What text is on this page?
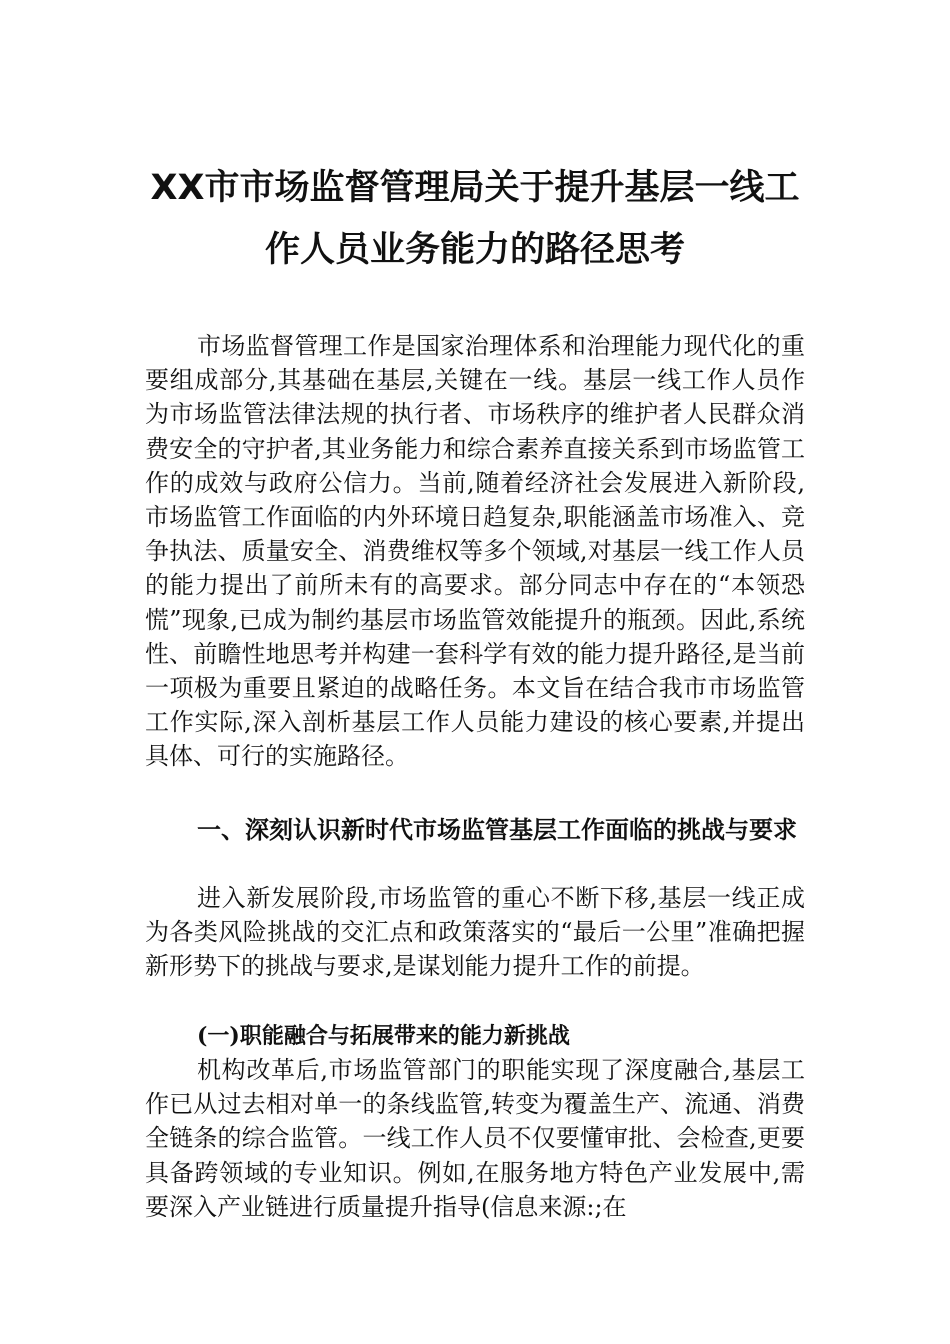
XX市市场监督管理局关于提升基层一线工
作人员业务能力的路径思考

市场监督管理工作是国家治理体系和治理能力现代化的重要组成部分,其基础在基层,关键在一线。基层一线工作人员作为市场监管法律法规的执行者、市场秩序的维护者人民群众消费安全的守护者,其业务能力和综合素养直接关系到市场监管工作的成效与政府公信力。当前,随着经济社会发展进入新阶段,市场监管工作面临的内外环境日趋复杂,职能涵盖市场准入、竞争执法、质量安全、消费维权等多个领域,对基层一线工作人员的能力提出了前所未有的高要求。部分同志中存在的“本领恐慌”现象,已成为制约基层市场监管效能提升的瓶颈。因此,系统性、前瞻性地思考并构建一套科学有效的能力提升路径,是当前一项极为重要且紧迫的战略任务。本文旨在结合我市市场监管工作实际,深入剖析基层工作人员能力建设的核心要素,并提出具体、可行的实施路径。

一、深刻认识新时代市场监管基层工作面临的挑战与要求

进入新发展阶段,市场监管的重心不断下移,基层一线正成为各类风险挑战的交汇点和政策落实的“最后一公里”准确把握新形势下的挑战与要求,是谋划能力提升工作的前提。

(一)职能融合与拓展带来的能力新挑战

机构改革后,市场监管部门的职能实现了深度融合,基层工作已从过去相对单一的条线监管,转变为覆盖生产、流通、消费全链条的综合监管。一线工作人员不仅要懂审批、会检查,更要具备跨领域的专业知识。例如,在服务地方特色产业发展中,需要深入产业链进行质量提升指导(信息来源:;在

----------

Prompt
Quote every line of the records above exactly; no picture is to be copied.

Final answer
What text is on this page?
XX市市场监督管理局关于提升基层一线工
作人员业务能力的路径思考

市场监督管理工作是国家治理体系和治理能力现代化的重要组成部分,其基础在基层,关键在一线。基层一线工作人员作为市场监管法律法规的执行者、市场秩序的维护者人民群众消费安全的守护者,其业务能力和综合素养直接关系到市场监管工作的成效与政府公信力。当前,随着经济社会发展进入新阶段,市场监管工作面临的内外环境日趋复杂,职能涵盖市场准入、竞争执法、质量安全、消费维权等多个领域,对基层一线工作人员的能力提出了前所未有的高要求。部分同志中存在的“本领恐慌”现象,已成为制约基层市场监管效能提升的瓶颈。因此,系统性、前瞻性地思考并构建一套科学有效的能力提升路径,是当前一项极为重要且紧迫的战略任务。本文旨在结合我市市场监管工作实际,深入剖析基层工作人员能力建设的核心要素,并提出具体、可行的实施路径。

一、深刻认识新时代市场监管基层工作面临的挑战与要求

进入新发展阶段,市场监管的重心不断下移,基层一线正成为各类风险挑战的交汇点和政策落实的“最后一公里”准确把握新形势下的挑战与要求,是谋划能力提升工作的前提。

(一)职能融合与拓展带来的能力新挑战

机构改革后,市场监管部门的职能实现了深度融合,基层工作已从过去相对单一的条线监管,转变为覆盖生产、流通、消费全链条的综合监管。一线工作人员不仅要懂审批、会检查,更要具备跨领域的专业知识。例如,在服务地方特色产业发展中,需要深入产业链进行质量提升指导(信息来源:;在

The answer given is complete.